## TASK REQUIREMENTS
Copy each line below in which the string "detection" occurs.

··· EXERCISE DATA

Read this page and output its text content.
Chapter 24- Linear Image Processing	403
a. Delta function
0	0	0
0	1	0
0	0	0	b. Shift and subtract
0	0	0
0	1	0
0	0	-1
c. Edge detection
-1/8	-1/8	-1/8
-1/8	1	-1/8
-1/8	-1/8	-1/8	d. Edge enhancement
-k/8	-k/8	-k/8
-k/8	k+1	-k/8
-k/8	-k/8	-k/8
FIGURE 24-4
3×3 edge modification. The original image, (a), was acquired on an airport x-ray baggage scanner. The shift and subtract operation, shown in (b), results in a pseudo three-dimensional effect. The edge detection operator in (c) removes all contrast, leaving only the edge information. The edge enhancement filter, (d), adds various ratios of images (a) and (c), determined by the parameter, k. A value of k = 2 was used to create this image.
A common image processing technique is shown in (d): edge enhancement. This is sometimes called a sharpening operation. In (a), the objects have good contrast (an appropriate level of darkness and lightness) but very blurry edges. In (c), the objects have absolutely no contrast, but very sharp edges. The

······

## SOLUTION BELOW
c. Edge detection
3×3 edge modification. The original image, (a), was acquired on an airport x-ray baggage scanner. The shift and subtract operation, shown in (b), results in a pseudo three-dimensional effect. The edge detection operator in (c) removes all contrast, leaving only the edge information. The edge enhancement filter, (d), adds various ratios of images (a) and (c), determined by the parameter, k. A value of k = 2 was used to create this image.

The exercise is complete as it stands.